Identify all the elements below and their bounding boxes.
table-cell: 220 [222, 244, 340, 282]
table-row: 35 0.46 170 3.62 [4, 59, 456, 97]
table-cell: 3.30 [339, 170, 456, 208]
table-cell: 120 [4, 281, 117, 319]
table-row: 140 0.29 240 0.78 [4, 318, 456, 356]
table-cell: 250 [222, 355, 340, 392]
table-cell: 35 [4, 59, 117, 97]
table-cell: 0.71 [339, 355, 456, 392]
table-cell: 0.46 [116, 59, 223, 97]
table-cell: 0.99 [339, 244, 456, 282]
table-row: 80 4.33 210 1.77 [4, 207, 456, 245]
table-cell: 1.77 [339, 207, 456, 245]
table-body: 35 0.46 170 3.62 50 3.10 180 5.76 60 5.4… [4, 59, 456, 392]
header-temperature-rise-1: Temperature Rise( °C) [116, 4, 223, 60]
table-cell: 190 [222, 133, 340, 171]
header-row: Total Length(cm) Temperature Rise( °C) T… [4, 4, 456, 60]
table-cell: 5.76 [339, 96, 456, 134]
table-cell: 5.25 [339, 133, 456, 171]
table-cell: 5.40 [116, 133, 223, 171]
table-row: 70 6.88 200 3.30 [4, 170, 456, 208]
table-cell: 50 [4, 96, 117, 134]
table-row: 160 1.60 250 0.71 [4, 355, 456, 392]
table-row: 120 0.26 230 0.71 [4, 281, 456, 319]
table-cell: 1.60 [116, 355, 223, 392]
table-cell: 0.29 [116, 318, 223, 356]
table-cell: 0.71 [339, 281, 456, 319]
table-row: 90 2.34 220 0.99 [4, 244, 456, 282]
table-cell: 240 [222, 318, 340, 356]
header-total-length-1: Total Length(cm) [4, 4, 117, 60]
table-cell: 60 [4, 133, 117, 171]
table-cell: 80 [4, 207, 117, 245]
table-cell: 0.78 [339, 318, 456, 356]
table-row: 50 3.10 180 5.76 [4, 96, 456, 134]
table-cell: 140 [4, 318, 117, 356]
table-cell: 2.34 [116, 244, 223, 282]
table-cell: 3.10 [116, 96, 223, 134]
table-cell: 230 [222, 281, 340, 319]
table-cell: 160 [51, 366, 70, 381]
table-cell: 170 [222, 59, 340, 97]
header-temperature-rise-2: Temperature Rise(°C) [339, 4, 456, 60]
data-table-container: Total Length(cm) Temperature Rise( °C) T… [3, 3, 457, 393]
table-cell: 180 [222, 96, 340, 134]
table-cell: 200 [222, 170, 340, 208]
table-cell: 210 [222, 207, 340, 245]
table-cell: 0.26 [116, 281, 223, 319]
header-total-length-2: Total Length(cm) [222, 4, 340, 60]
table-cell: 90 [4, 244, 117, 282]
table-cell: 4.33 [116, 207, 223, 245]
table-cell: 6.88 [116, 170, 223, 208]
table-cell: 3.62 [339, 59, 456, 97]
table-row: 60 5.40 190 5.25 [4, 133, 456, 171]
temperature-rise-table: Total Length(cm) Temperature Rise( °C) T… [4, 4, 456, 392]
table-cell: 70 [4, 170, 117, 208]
+++++
- **Objective**:
Copy the whole listing above, line for line, with nothing changed.

- **Answer to this exercise**:
Identify all the elements below and their bounding boxes.
table-cell: 220 [222, 244, 340, 282]
table-row: 35 0.46 170 3.62 [4, 59, 456, 97]
table-cell: 3.30 [339, 170, 456, 208]
table-cell: 120 [4, 281, 117, 319]
table-row: 140 0.29 240 0.78 [4, 318, 456, 356]
table-cell: 250 [222, 355, 340, 392]
table-cell: 35 [4, 59, 117, 97]
table-cell: 0.71 [339, 355, 456, 392]
table-cell: 0.46 [116, 59, 223, 97]
table-cell: 0.99 [339, 244, 456, 282]
table-row: 80 4.33 210 1.77 [4, 207, 456, 245]
table-cell: 1.77 [339, 207, 456, 245]
table-body: 35 0.46 170 3.62 50 3.10 180 5.76 60 5.4… [4, 59, 456, 392]
header-temperature-rise-1: Temperature Rise( °C) [116, 4, 223, 60]
table-cell: 190 [222, 133, 340, 171]
header-row: Total Length(cm) Temperature Rise( °C) T… [4, 4, 456, 60]
table-cell: 5.76 [339, 96, 456, 134]
table-cell: 5.25 [339, 133, 456, 171]
table-cell: 5.40 [116, 133, 223, 171]
table-row: 70 6.88 200 3.30 [4, 170, 456, 208]
table-cell: 50 [4, 96, 117, 134]
table-row: 160 1.60 250 0.71 [4, 355, 456, 392]
table-row: 120 0.26 230 0.71 [4, 281, 456, 319]
table-cell: 1.60 [116, 355, 223, 392]
table-cell: 0.29 [116, 318, 223, 356]
table-cell: 0.71 [339, 281, 456, 319]
table-row: 90 2.34 220 0.99 [4, 244, 456, 282]
table-cell: 240 [222, 318, 340, 356]
header-total-length-1: Total Length(cm) [4, 4, 117, 60]
table-cell: 60 [4, 133, 117, 171]
table-cell: 80 [4, 207, 117, 245]
table-cell: 0.78 [339, 318, 456, 356]
table-row: 50 3.10 180 5.76 [4, 96, 456, 134]
table-cell: 140 [4, 318, 117, 356]
table-cell: 2.34 [116, 244, 223, 282]
table-cell: 3.10 [116, 96, 223, 134]
table-cell: 230 [222, 281, 340, 319]
table-cell: 160 [51, 366, 70, 381]
table-cell: 170 [222, 59, 340, 97]
header-temperature-rise-2: Temperature Rise(°C) [339, 4, 456, 60]
data-table-container: Total Length(cm) Temperature Rise( °C) T… [3, 3, 457, 393]
table-cell: 180 [222, 96, 340, 134]
table-cell: 200 [222, 170, 340, 208]
table-cell: 210 [222, 207, 340, 245]
table-cell: 0.26 [116, 281, 223, 319]
header-total-length-2: Total Length(cm) [222, 4, 340, 60]
table-cell: 90 [4, 244, 117, 282]
table-cell: 4.33 [116, 207, 223, 245]
table-cell: 6.88 [116, 170, 223, 208]
table-cell: 3.62 [339, 59, 456, 97]
table-row: 60 5.40 190 5.25 [4, 133, 456, 171]
temperature-rise-table: Total Length(cm) Temperature Rise( °C) T… [4, 4, 456, 392]
table-cell: 70 [4, 170, 117, 208]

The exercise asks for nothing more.